_Short task_: Your answer should be a single number: the count of lines in the material below that hold "What".

_Material shown_:
============

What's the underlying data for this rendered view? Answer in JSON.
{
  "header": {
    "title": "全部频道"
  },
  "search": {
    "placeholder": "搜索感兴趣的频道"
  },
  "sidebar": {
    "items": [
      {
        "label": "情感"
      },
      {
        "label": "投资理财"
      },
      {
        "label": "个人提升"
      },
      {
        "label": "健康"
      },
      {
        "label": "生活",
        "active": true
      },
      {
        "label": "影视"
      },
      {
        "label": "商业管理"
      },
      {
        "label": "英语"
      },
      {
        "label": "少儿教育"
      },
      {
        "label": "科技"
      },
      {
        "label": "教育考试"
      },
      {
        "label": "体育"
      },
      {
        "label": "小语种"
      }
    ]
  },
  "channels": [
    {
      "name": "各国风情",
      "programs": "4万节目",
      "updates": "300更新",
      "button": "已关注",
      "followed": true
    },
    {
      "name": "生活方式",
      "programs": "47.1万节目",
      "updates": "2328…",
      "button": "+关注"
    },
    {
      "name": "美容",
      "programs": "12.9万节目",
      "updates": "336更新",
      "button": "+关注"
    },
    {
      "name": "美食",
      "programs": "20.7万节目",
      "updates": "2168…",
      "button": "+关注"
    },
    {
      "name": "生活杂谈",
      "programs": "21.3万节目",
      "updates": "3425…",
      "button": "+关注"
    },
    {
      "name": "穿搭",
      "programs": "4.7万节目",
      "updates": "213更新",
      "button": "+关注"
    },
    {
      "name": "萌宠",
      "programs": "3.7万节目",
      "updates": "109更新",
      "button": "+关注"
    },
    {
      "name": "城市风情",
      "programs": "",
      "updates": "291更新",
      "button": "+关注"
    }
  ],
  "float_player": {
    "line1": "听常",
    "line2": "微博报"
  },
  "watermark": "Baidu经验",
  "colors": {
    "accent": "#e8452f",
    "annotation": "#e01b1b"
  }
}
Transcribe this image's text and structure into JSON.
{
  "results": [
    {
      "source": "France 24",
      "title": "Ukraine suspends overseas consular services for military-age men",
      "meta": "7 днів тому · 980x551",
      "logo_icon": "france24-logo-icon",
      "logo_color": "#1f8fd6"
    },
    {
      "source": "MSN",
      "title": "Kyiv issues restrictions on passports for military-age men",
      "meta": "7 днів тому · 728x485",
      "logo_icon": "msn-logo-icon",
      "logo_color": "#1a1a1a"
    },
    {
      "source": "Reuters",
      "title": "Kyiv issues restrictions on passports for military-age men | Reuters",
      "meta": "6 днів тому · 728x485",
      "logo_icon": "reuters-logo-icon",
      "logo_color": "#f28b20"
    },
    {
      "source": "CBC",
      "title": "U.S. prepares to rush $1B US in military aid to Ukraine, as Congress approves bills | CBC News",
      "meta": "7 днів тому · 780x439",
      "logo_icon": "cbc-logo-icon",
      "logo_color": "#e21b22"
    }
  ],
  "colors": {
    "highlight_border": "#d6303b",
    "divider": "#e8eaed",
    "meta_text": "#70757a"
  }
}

============

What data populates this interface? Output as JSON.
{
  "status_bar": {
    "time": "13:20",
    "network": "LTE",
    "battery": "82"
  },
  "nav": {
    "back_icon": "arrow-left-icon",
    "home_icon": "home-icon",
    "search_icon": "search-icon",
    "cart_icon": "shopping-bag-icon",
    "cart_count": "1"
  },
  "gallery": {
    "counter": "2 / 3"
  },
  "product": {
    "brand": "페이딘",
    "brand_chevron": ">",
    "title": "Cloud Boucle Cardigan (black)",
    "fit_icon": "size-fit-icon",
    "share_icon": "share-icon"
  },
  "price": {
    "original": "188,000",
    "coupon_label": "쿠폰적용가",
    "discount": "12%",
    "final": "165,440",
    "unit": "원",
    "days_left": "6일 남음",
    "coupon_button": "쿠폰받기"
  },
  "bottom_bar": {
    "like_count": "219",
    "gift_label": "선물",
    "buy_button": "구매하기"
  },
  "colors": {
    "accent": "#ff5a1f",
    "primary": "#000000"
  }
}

============

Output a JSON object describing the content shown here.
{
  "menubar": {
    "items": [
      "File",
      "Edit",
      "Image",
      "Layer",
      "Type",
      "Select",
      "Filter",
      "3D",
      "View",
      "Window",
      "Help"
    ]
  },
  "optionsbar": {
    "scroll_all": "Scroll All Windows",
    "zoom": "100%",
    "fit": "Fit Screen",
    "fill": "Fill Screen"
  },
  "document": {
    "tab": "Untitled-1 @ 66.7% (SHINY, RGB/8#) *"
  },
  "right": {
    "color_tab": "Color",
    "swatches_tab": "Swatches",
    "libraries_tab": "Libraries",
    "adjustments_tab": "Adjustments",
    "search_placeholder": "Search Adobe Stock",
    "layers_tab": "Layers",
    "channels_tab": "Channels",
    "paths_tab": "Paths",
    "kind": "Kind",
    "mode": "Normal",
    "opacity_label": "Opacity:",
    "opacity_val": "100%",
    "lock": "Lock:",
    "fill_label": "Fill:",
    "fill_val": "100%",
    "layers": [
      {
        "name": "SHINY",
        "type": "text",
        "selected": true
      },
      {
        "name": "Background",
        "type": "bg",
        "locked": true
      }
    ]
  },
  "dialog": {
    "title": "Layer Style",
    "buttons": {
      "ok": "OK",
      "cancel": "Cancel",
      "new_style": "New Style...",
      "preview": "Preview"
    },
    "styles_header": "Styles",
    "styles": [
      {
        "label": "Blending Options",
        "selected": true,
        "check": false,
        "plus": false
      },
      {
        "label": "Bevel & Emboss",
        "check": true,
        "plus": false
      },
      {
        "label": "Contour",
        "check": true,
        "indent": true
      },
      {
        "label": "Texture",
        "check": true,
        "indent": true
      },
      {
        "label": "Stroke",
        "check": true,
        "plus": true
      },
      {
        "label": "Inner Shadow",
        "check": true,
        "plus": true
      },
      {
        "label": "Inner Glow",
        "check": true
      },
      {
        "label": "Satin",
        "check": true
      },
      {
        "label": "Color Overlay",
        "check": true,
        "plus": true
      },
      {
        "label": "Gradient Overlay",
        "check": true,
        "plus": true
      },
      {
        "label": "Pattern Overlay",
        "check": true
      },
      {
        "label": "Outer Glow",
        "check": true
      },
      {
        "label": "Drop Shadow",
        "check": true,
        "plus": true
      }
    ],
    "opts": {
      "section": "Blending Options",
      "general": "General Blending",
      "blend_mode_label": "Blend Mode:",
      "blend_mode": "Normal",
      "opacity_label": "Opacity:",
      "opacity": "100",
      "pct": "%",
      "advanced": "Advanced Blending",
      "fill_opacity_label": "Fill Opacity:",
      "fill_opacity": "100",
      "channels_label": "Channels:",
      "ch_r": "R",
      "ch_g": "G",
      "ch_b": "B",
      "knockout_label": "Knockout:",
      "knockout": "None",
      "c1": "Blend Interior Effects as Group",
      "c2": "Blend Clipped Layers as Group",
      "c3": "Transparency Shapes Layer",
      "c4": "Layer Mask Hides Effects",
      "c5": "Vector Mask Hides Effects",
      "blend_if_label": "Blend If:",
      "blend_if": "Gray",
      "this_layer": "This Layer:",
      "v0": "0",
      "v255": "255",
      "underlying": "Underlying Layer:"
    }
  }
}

============

_Exercise result_: 2